Items from a figure collection:
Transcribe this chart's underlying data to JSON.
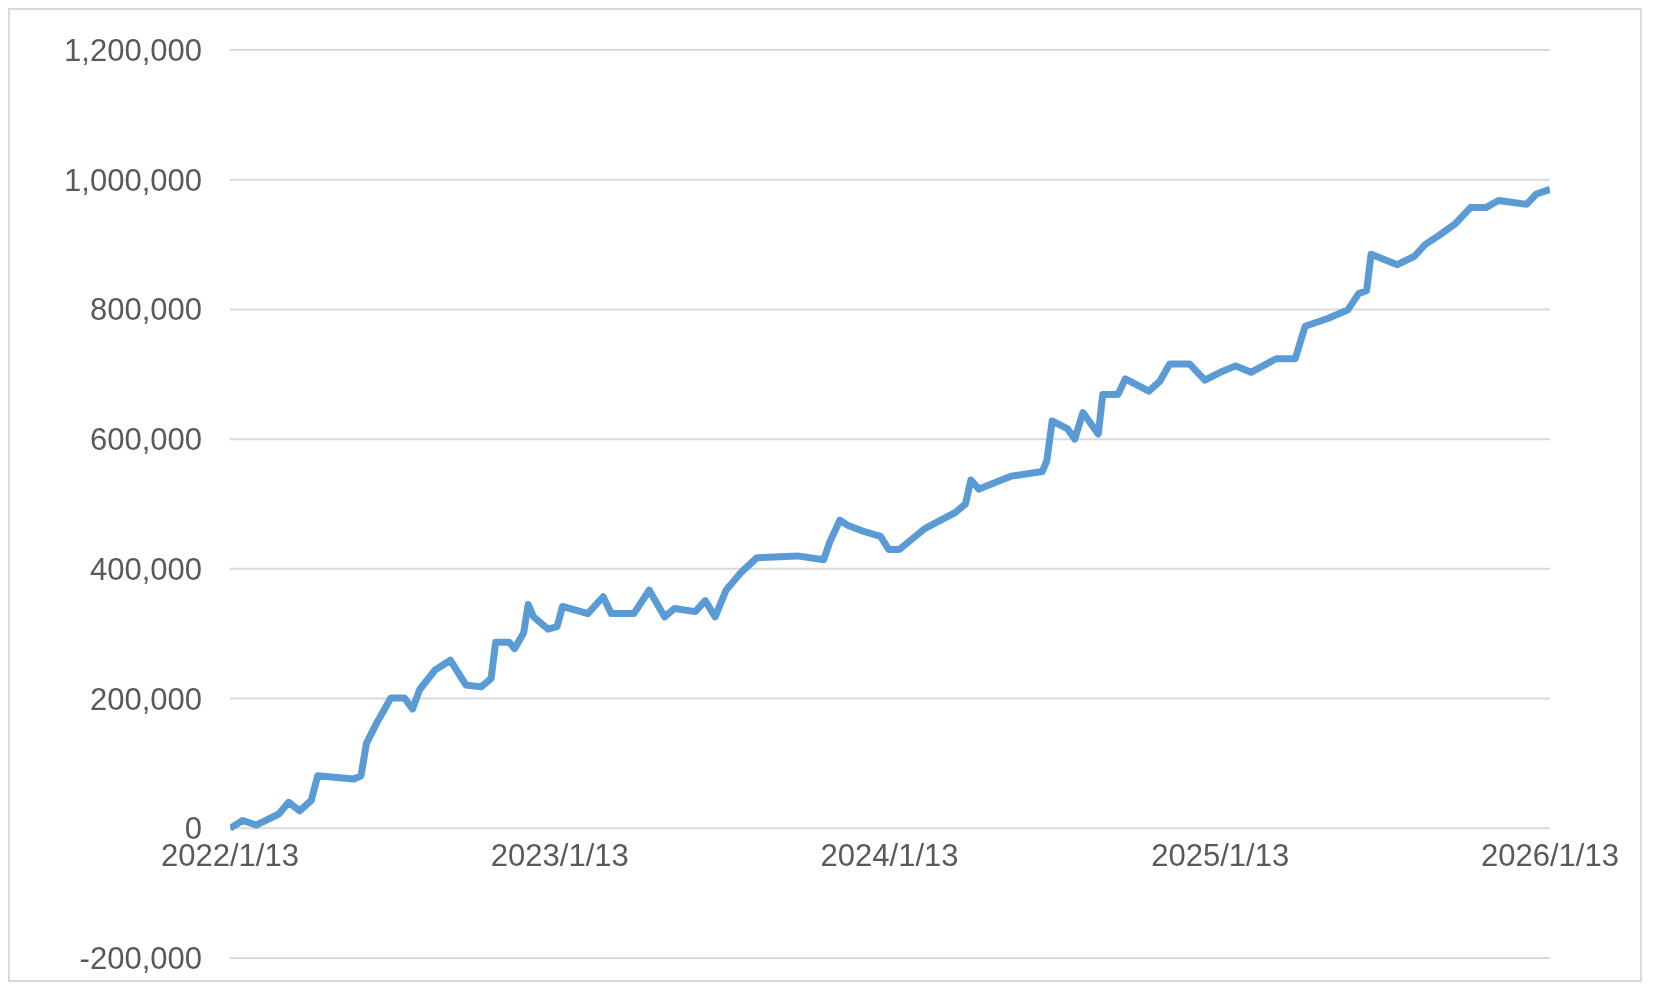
{
  "chart_data": {
    "type": "line",
    "x": [
      "2022-01-13",
      "2022-01-27",
      "2022-02-11",
      "2022-03-08",
      "2022-03-19",
      "2022-03-31",
      "2022-04-13",
      "2022-04-20",
      "2022-05-30",
      "2022-06-07",
      "2022-06-13",
      "2022-06-25",
      "2022-07-10",
      "2022-07-25",
      "2022-08-03",
      "2022-08-11",
      "2022-08-28",
      "2022-09-14",
      "2022-10-01",
      "2022-10-18",
      "2022-10-29",
      "2022-11-03",
      "2022-11-18",
      "2022-11-24",
      "2022-12-04",
      "2022-12-09",
      "2022-12-15",
      "2022-12-31",
      "2023-01-10",
      "2023-01-16",
      "2023-02-13",
      "2023-03-02",
      "2023-03-11",
      "2023-04-05",
      "2023-04-22",
      "2023-05-09",
      "2023-05-20",
      "2023-06-12",
      "2023-06-23",
      "2023-07-04",
      "2023-07-16",
      "2023-08-02",
      "2023-08-19",
      "2023-10-03",
      "2023-11-01",
      "2023-11-08",
      "2023-11-19",
      "2023-11-28",
      "2023-12-15",
      "2024-01-03",
      "2024-01-12",
      "2024-01-24",
      "2024-02-21",
      "2024-03-26",
      "2024-04-06",
      "2024-04-12",
      "2024-04-21",
      "2024-05-27",
      "2024-06-30",
      "2024-07-05",
      "2024-07-11",
      "2024-07-28",
      "2024-08-05",
      "2024-08-14",
      "2024-08-31",
      "2024-09-05",
      "2024-09-22",
      "2024-09-30",
      "2024-10-26",
      "2024-11-07",
      "2024-11-18",
      "2024-12-10",
      "2024-12-27",
      "2025-01-13",
      "2025-01-30",
      "2025-02-16",
      "2025-03-16",
      "2025-04-06",
      "2025-04-17",
      "2025-05-12",
      "2025-06-03",
      "2025-06-15",
      "2025-06-24",
      "2025-06-29",
      "2025-07-28",
      "2025-08-16",
      "2025-08-27",
      "2025-09-13",
      "2025-09-30",
      "2025-10-17",
      "2025-11-03",
      "2025-11-17",
      "2025-12-18",
      "2025-12-29",
      "2026-01-13"
    ],
    "series": [
      {
        "color": "#5b9bd5",
        "values": [
          0,
          12000,
          5000,
          22000,
          40000,
          27000,
          43000,
          81000,
          76000,
          81000,
          131000,
          164000,
          201000,
          201000,
          184000,
          214000,
          244000,
          259000,
          221000,
          218000,
          231000,
          287000,
          287000,
          277000,
          301000,
          345000,
          326000,
          307000,
          311000,
          342000,
          331000,
          357000,
          331000,
          331000,
          367000,
          326000,
          339000,
          334000,
          351000,
          326000,
          367000,
          395000,
          417000,
          420000,
          414000,
          442000,
          475000,
          467000,
          458000,
          450000,
          430000,
          430000,
          462000,
          487000,
          500000,
          537000,
          523000,
          543000,
          550000,
          566000,
          628000,
          616000,
          600000,
          641000,
          608000,
          669000,
          669000,
          693000,
          674000,
          689000,
          716000,
          716000,
          691000,
          703000,
          713000,
          703000,
          724000,
          724000,
          774000,
          786000,
          799000,
          824000,
          829000,
          885000,
          869000,
          882000,
          899000,
          915000,
          932000,
          957000,
          957000,
          968000,
          962000,
          978000,
          985000
        ]
      }
    ],
    "xlim": [
      "2022-01-13",
      "2026-01-13"
    ],
    "xticks": [
      {
        "value": "2022-01-13",
        "label": "2022/1/13"
      },
      {
        "value": "2023-01-13",
        "label": "2023/1/13"
      },
      {
        "value": "2024-01-13",
        "label": "2024/1/13"
      },
      {
        "value": "2025-01-13",
        "label": "2025/1/13"
      },
      {
        "value": "2026-01-13",
        "label": "2026/1/13"
      }
    ],
    "ylim": [
      -200000,
      1200000
    ],
    "yticks": [
      {
        "value": -200000,
        "label": "-200,000"
      },
      {
        "value": 0,
        "label": "0"
      },
      {
        "value": 200000,
        "label": "200,000"
      },
      {
        "value": 400000,
        "label": "400,000"
      },
      {
        "value": 600000,
        "label": "600,000"
      },
      {
        "value": 800000,
        "label": "800,000"
      },
      {
        "value": 1000000,
        "label": "1,000,000"
      },
      {
        "value": 1200000,
        "label": "1,200,000"
      }
    ],
    "grid": "y",
    "legend": false,
    "marker": "none",
    "line_style": "solid"
  }
}
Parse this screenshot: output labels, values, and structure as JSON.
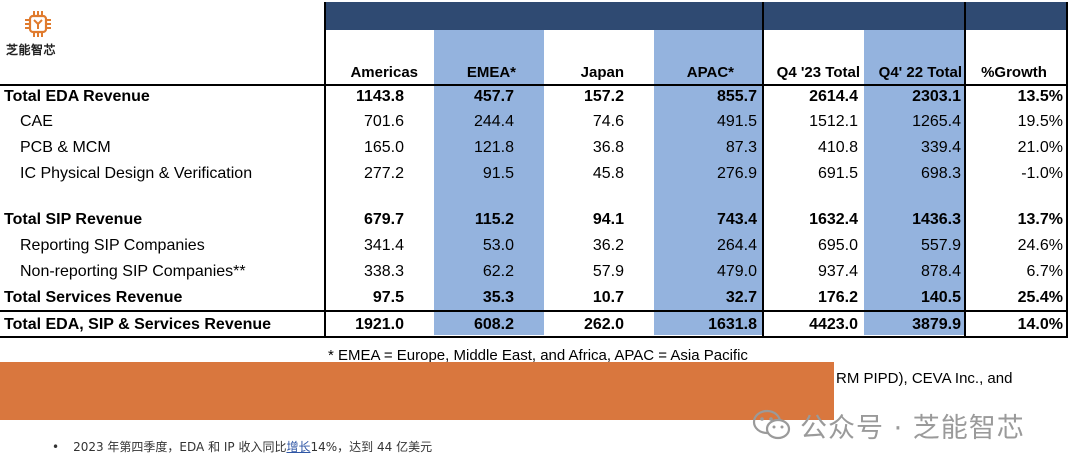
{
  "logo": {
    "text": "芝能智芯",
    "color": "#e07b2e"
  },
  "table": {
    "header_band_color": "#2f4a72",
    "highlight_color": "#94b3de",
    "columns": [
      "Americas",
      "EMEA*",
      "Japan",
      "APAC*",
      "Q4 '23 Total",
      "Q4' 22 Total",
      "%Growth"
    ],
    "rows": [
      {
        "label": "Total EDA Revenue",
        "bold": true,
        "indent": false,
        "values": [
          "1143.8",
          "457.7",
          "157.2",
          "855.7",
          "2614.4",
          "2303.1",
          "13.5%"
        ]
      },
      {
        "label": "CAE",
        "bold": false,
        "indent": true,
        "values": [
          "701.6",
          "244.4",
          "74.6",
          "491.5",
          "1512.1",
          "1265.4",
          "19.5%"
        ]
      },
      {
        "label": "PCB & MCM",
        "bold": false,
        "indent": true,
        "values": [
          "165.0",
          "121.8",
          "36.8",
          "87.3",
          "410.8",
          "339.4",
          "21.0%"
        ]
      },
      {
        "label": "IC Physical Design & Verification",
        "bold": false,
        "indent": true,
        "values": [
          "277.2",
          "91.5",
          "45.8",
          "276.9",
          "691.5",
          "698.3",
          "-1.0%"
        ]
      },
      {
        "label": "Total SIP Revenue",
        "bold": true,
        "indent": false,
        "values": [
          "679.7",
          "115.2",
          "94.1",
          "743.4",
          "1632.4",
          "1436.3",
          "13.7%"
        ]
      },
      {
        "label": "Reporting SIP Companies",
        "bold": false,
        "indent": true,
        "values": [
          "341.4",
          "53.0",
          "36.2",
          "264.4",
          "695.0",
          "557.9",
          "24.6%"
        ]
      },
      {
        "label": "Non-reporting SIP Companies**",
        "bold": false,
        "indent": true,
        "values": [
          "338.3",
          "62.2",
          "57.9",
          "479.0",
          "937.4",
          "878.4",
          "6.7%"
        ]
      },
      {
        "label": "Total Services Revenue",
        "bold": true,
        "indent": false,
        "values": [
          "97.5",
          "35.3",
          "10.7",
          "32.7",
          "176.2",
          "140.5",
          "25.4%"
        ]
      },
      {
        "label": "Total EDA, SIP & Services Revenue",
        "bold": true,
        "indent": false,
        "values": [
          "1921.0",
          "608.2",
          "262.0",
          "1631.8",
          "4423.0",
          "3879.9",
          "14.0%"
        ]
      }
    ]
  },
  "footnote": "* EMEA = Europe, Middle East, and Africa, APAC = Asia Pacific",
  "trailing_text": "RM PIPD), CEVA Inc., and",
  "overlay_color": "#d9773e",
  "watermark": {
    "text": "公众号 · 芝能智芯",
    "icon": "wechat-icon"
  },
  "bullet": {
    "prefix": "2023 年第四季度，EDA 和 IP 收入同比",
    "link": "增长",
    "suffix": "14%，达到 44 亿美元"
  }
}
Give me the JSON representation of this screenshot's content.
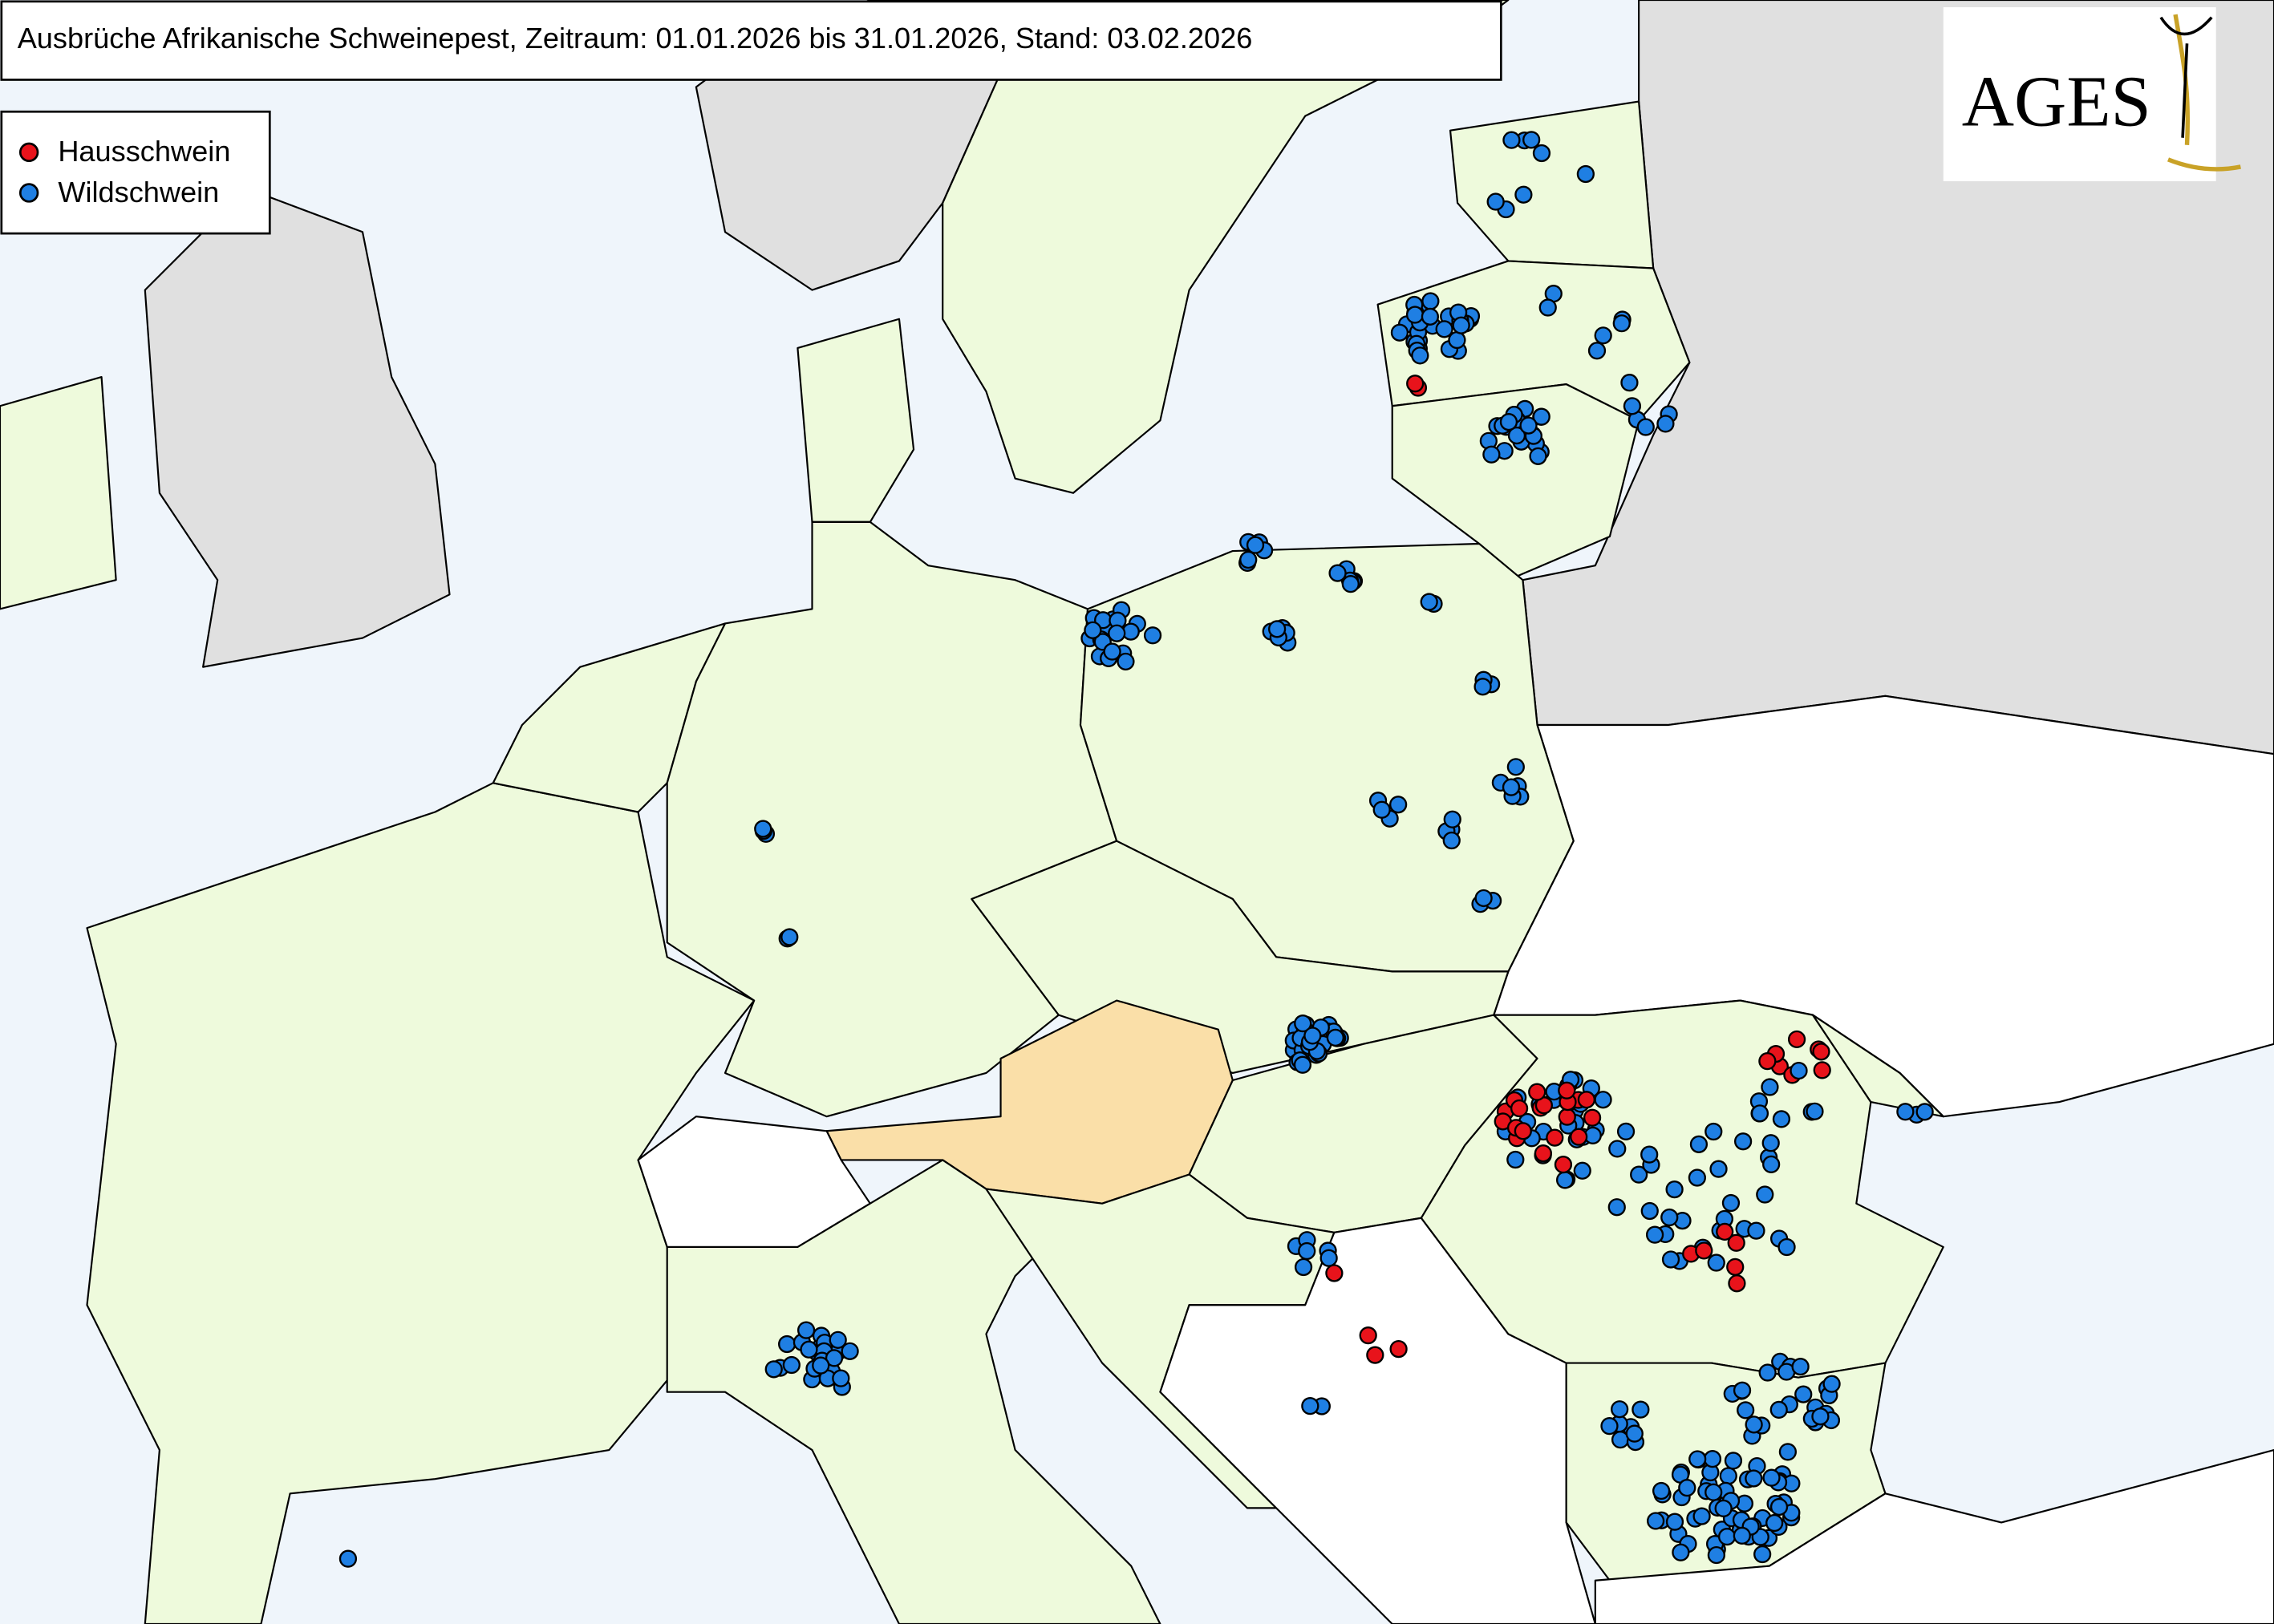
{
  "header": {
    "title": "Ausbrüche Afrikanische Schweinepest, Zeitraum: 01.01.2026 bis 31.01.2026, Stand: 03.02.2026"
  },
  "legend": {
    "items": [
      {
        "label": "Hausschwein",
        "color": "#e8131b"
      },
      {
        "label": "Wildschwein",
        "color": "#1f7fe3"
      }
    ]
  },
  "logo": {
    "text": "AGES"
  }
}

■ **Objective**:
For each line in the data above that contains the string "Revenue", extract the line.

■ **Finished task**:
        "label": "Total EDA Revenue",
        "label": "Total SIP Revenue",
        "label": "Total Services Revenue",
        "label": "Total EDA, SIP & Services Revenue",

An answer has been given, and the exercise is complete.